▶ _PROBLEM DESCRIPTION_:
Give the entries back exactly, dropping each image.

Stored data entries
** START **
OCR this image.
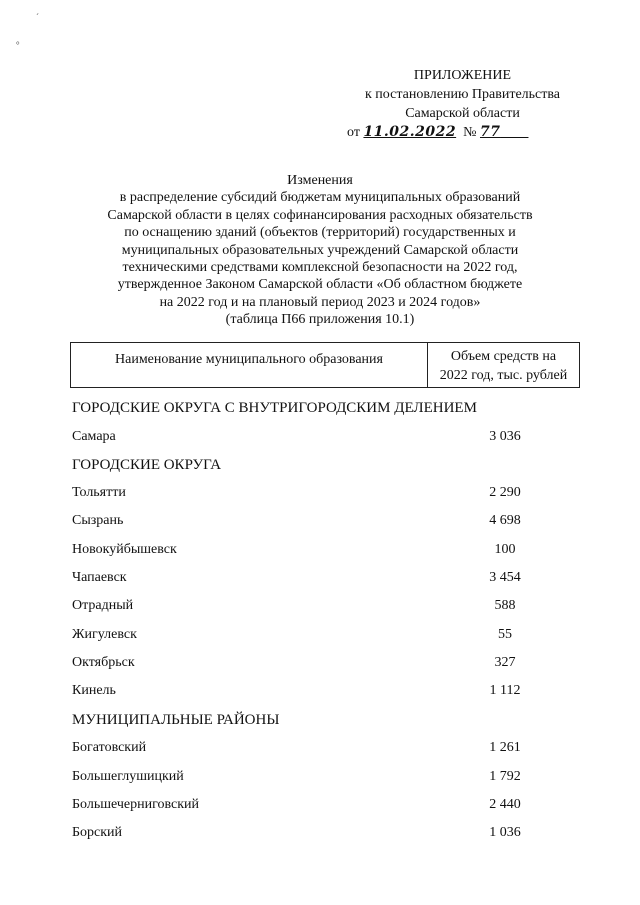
ˊ
°
ПРИЛОЖЕНИЕ
к постановлению Правительства
Самарской области
от 11.02.2022 № 77
Изменения
в распределение субсидий бюджетам муниципальных образований
Самарской области в целях софинансирования расходных обязательств
по оснащению зданий (объектов (территорий) государственных и
муниципальных образовательных учреждений Самарской области
техническими средствами комплексной безопасности на 2022 год,
утвержденное Законом Самарской области «Об областном бюджете
на 2022 год и на плановый период 2023 и 2024 годов»
(таблица П66 приложения 10.1)
Наименование муниципального образования	Объем средств на
2022 год, тыс. рублей
ГОРОДСКИЕ ОКРУГА С ВНУТРИГОРОДСКИМ ДЕЛЕНИЕМ
Самара	3 036
ГОРОДСКИЕ ОКРУГА
Тольятти	2 290
Сызрань	4 698
Новокуйбышевск	100
Чапаевск	3 454
Отрадный	588
Жигулевск	55
Октябрьск	327
Кинель	1 112
МУНИЦИПАЛЬНЫЕ РАЙОНЫ
Богатовский	1 261
Большеглушицкий	1 792
Большечерниговский	2 440
Борский	1 036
** END **
▶ _CORRECT OUTPUT_:
OCR this image.
ˊ
°
ПРИЛОЖЕНИЕ
к постановлению Правительства
Самарской области
от 11.02.2022 № 77
Изменения
в распределение субсидий бюджетам муниципальных образований
Самарской области в целях софинансирования расходных обязательств
по оснащению зданий (объектов (территорий) государственных и
муниципальных образовательных учреждений Самарской области
техническими средствами комплексной безопасности на 2022 год,
утвержденное Законом Самарской области «Об областном бюджете
на 2022 год и на плановый период 2023 и 2024 годов»
(таблица П66 приложения 10.1)
Наименование муниципального образования	Объем средств на
2022 год, тыс. рублей
ГОРОДСКИЕ ОКРУГА С ВНУТРИГОРОДСКИМ ДЕЛЕНИЕМ
Самара	3 036
ГОРОДСКИЕ ОКРУГА
Тольятти	2 290
Сызрань	4 698
Новокуйбышевск	100
Чапаевск	3 454
Отрадный	588
Жигулевск	55
Октябрьск	327
Кинель	1 112
МУНИЦИПАЛЬНЫЕ РАЙОНЫ
Богатовский	1 261
Большеглушицкий	1 792
Большечерниговский	2 440
Борский	1 036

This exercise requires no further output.